--- START DATA LISTING ---

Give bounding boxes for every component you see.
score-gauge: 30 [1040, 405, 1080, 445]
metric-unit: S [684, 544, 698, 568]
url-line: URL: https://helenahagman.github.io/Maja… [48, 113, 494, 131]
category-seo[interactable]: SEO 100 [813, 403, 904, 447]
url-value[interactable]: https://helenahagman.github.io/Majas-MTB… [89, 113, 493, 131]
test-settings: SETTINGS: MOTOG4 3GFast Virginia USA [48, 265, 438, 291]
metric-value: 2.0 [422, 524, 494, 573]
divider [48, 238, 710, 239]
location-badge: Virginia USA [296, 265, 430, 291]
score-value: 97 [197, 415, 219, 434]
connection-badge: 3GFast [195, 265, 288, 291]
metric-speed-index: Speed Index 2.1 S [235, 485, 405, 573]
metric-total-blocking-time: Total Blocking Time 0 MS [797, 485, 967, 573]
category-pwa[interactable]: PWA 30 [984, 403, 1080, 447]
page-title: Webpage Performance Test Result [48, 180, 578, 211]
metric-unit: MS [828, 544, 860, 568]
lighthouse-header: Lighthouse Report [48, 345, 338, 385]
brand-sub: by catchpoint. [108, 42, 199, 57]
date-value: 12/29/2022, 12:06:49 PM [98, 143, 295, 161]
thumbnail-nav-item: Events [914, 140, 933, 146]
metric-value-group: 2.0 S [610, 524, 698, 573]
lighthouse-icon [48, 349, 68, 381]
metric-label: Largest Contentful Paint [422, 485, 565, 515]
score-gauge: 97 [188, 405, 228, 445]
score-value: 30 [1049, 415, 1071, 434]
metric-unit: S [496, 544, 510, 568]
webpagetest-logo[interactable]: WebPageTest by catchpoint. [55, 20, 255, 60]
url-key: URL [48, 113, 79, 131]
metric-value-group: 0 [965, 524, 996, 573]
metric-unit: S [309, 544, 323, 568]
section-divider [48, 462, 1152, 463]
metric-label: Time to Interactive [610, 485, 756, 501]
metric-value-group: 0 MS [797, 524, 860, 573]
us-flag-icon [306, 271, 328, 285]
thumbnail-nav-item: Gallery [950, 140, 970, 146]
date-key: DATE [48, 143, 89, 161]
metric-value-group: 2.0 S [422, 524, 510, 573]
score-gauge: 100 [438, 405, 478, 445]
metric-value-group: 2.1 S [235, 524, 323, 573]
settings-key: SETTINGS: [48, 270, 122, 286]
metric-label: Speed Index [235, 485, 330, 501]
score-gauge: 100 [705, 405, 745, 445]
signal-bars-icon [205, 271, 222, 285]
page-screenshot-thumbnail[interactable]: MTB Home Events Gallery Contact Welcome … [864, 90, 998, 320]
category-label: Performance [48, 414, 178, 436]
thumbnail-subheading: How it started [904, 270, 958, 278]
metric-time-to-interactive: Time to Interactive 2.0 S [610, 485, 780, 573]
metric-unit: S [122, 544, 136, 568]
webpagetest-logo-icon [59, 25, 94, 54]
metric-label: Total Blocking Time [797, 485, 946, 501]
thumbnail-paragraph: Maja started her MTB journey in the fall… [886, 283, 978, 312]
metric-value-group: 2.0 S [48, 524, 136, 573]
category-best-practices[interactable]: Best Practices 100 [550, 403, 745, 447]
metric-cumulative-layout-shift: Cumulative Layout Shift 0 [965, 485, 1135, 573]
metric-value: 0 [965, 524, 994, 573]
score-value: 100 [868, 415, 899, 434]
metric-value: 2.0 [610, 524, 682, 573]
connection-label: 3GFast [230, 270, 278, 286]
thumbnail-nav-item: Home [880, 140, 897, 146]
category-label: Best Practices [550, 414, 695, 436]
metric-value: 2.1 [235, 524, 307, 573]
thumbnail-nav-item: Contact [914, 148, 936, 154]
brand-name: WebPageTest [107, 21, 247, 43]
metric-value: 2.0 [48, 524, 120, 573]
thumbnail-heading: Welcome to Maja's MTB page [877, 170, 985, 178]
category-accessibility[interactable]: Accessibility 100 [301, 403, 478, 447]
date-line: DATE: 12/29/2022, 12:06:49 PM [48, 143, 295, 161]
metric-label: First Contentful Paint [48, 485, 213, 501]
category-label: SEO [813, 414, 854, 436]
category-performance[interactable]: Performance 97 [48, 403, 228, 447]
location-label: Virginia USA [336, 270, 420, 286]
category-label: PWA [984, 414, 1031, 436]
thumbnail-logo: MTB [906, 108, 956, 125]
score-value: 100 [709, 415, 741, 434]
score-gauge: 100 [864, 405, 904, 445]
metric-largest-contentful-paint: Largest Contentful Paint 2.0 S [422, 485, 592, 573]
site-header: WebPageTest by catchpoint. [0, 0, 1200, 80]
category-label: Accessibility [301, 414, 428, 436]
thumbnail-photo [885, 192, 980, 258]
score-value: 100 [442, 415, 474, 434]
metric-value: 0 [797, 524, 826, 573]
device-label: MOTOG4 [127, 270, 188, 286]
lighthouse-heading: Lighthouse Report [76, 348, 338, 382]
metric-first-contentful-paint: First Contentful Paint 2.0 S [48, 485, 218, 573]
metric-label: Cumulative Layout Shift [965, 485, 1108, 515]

--- END DATA LISTING ---

WHAT YOU SHOULD DO →
Rewrite the records above, changing every occurrence of "Lighthouse Report" to "Audit Report" and leaving everything else unchanged.

FULL RESPONSE →
Give bounding boxes for every component you see.
score-gauge: 30 [1040, 405, 1080, 445]
metric-unit: S [684, 544, 698, 568]
url-line: URL: https://helenahagman.github.io/Maja… [48, 113, 494, 131]
category-seo[interactable]: SEO 100 [813, 403, 904, 447]
url-value[interactable]: https://helenahagman.github.io/Majas-MTB… [89, 113, 493, 131]
test-settings: SETTINGS: MOTOG4 3GFast Virginia USA [48, 265, 438, 291]
metric-value: 2.0 [422, 524, 494, 573]
divider [48, 238, 710, 239]
location-badge: Virginia USA [296, 265, 430, 291]
score-value: 97 [197, 415, 219, 434]
connection-badge: 3GFast [195, 265, 288, 291]
metric-speed-index: Speed Index 2.1 S [235, 485, 405, 573]
metric-total-blocking-time: Total Blocking Time 0 MS [797, 485, 967, 573]
category-pwa[interactable]: PWA 30 [984, 403, 1080, 447]
page-title: Webpage Performance Test Result [48, 180, 578, 211]
metric-unit: MS [828, 544, 860, 568]
lighthouse-header: Audit Report [48, 345, 338, 385]
brand-sub: by catchpoint. [108, 42, 199, 57]
date-value: 12/29/2022, 12:06:49 PM [98, 143, 295, 161]
thumbnail-nav-item: Events [914, 140, 933, 146]
metric-value-group: 2.0 S [610, 524, 698, 573]
lighthouse-icon [48, 349, 68, 381]
metric-label: Largest Contentful Paint [422, 485, 565, 515]
score-gauge: 97 [188, 405, 228, 445]
score-value: 30 [1049, 415, 1071, 434]
metric-unit: S [496, 544, 510, 568]
webpagetest-logo[interactable]: WebPageTest by catchpoint. [55, 20, 255, 60]
url-key: URL [48, 113, 79, 131]
metric-value-group: 0 [965, 524, 996, 573]
metric-unit: S [309, 544, 323, 568]
section-divider [48, 462, 1152, 463]
metric-label: Time to Interactive [610, 485, 756, 501]
metric-value-group: 0 MS [797, 524, 860, 573]
us-flag-icon [306, 271, 328, 285]
thumbnail-nav-item: Gallery [950, 140, 970, 146]
date-key: DATE [48, 143, 89, 161]
metric-value-group: 2.0 S [422, 524, 510, 573]
score-gauge: 100 [438, 405, 478, 445]
metric-value-group: 2.1 S [235, 524, 323, 573]
settings-key: SETTINGS: [48, 270, 122, 286]
metric-label: Speed Index [235, 485, 330, 501]
score-gauge: 100 [705, 405, 745, 445]
signal-bars-icon [205, 271, 222, 285]
page-screenshot-thumbnail[interactable]: MTB Home Events Gallery Contact Welcome … [864, 90, 998, 320]
category-label: Performance [48, 414, 178, 436]
thumbnail-subheading: How it started [904, 270, 958, 278]
metric-time-to-interactive: Time to Interactive 2.0 S [610, 485, 780, 573]
metric-unit: S [122, 544, 136, 568]
webpagetest-logo-icon [59, 25, 94, 54]
metric-label: Total Blocking Time [797, 485, 946, 501]
thumbnail-paragraph: Maja started her MTB journey in the fall… [886, 283, 978, 312]
metric-value-group: 2.0 S [48, 524, 136, 573]
category-best-practices[interactable]: Best Practices 100 [550, 403, 745, 447]
metric-cumulative-layout-shift: Cumulative Layout Shift 0 [965, 485, 1135, 573]
metric-value: 0 [965, 524, 994, 573]
score-value: 100 [868, 415, 899, 434]
metric-value: 2.0 [610, 524, 682, 573]
connection-label: 3GFast [230, 270, 278, 286]
thumbnail-nav-item: Home [880, 140, 897, 146]
category-label: Best Practices [550, 414, 695, 436]
metric-value: 2.1 [235, 524, 307, 573]
thumbnail-nav-item: Contact [914, 148, 936, 154]
brand-name: WebPageTest [107, 21, 247, 43]
metric-value: 2.0 [48, 524, 120, 573]
thumbnail-heading: Welcome to Maja's MTB page [877, 170, 985, 178]
category-accessibility[interactable]: Accessibility 100 [301, 403, 478, 447]
date-line: DATE: 12/29/2022, 12:06:49 PM [48, 143, 295, 161]
metric-label: First Contentful Paint [48, 485, 213, 501]
category-label: SEO [813, 414, 854, 436]
category-performance[interactable]: Performance 97 [48, 403, 228, 447]
location-label: Virginia USA [336, 270, 420, 286]
category-label: PWA [984, 414, 1031, 436]
thumbnail-logo: MTB [906, 108, 956, 125]
score-value: 100 [709, 415, 741, 434]
score-gauge: 100 [864, 405, 904, 445]
metric-largest-contentful-paint: Largest Contentful Paint 2.0 S [422, 485, 592, 573]
site-header: WebPageTest by catchpoint. [0, 0, 1200, 80]
category-label: Accessibility [301, 414, 428, 436]
thumbnail-photo [885, 192, 980, 258]
score-value: 100 [442, 415, 474, 434]
metric-value: 0 [797, 524, 826, 573]
device-label: MOTOG4 [127, 270, 188, 286]
lighthouse-heading: Audit Report [76, 348, 338, 382]
metric-first-contentful-paint: First Contentful Paint 2.0 S [48, 485, 218, 573]
metric-label: Cumulative Layout Shift [965, 485, 1108, 515]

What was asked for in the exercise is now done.